Dataset entries —
────────────────────────────────────────

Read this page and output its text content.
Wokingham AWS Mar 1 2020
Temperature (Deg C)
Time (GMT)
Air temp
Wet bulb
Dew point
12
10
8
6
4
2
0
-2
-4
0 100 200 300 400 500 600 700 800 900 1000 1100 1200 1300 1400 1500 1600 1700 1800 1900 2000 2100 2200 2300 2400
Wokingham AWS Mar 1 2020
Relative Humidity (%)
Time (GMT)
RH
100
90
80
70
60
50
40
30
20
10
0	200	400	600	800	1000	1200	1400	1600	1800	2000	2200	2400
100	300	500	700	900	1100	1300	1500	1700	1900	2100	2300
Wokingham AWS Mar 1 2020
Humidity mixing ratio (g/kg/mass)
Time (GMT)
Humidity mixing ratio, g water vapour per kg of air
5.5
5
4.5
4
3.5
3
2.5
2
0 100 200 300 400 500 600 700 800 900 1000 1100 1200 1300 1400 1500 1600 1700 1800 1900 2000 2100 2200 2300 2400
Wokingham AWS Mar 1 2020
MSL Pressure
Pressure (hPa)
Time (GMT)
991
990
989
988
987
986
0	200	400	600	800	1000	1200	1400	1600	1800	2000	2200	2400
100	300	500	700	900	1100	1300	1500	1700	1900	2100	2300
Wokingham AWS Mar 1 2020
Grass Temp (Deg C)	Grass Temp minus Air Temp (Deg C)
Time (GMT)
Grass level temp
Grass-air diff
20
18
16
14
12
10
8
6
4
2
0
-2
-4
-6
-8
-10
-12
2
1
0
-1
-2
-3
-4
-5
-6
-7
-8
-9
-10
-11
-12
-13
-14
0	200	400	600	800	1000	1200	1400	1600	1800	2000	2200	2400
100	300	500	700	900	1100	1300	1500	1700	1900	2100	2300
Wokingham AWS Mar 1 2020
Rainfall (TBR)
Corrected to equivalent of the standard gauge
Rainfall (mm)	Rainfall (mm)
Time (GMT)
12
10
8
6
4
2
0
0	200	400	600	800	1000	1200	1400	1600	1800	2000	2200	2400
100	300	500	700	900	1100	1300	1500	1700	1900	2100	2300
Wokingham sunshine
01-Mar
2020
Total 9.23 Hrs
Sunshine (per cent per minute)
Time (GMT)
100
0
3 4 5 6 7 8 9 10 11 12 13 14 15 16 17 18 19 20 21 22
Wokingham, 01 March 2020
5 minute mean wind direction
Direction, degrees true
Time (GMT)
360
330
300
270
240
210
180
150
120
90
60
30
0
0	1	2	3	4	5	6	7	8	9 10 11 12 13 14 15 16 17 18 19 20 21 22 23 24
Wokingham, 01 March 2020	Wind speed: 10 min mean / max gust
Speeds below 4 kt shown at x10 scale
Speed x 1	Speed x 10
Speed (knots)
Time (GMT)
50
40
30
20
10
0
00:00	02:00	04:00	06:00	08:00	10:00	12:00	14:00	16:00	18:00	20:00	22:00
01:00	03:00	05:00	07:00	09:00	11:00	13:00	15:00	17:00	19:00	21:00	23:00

────────────────────────────────────────

Prompt —
Count every line above that holds the string "Grass" and give the total, nothing more.

Exercise output —
3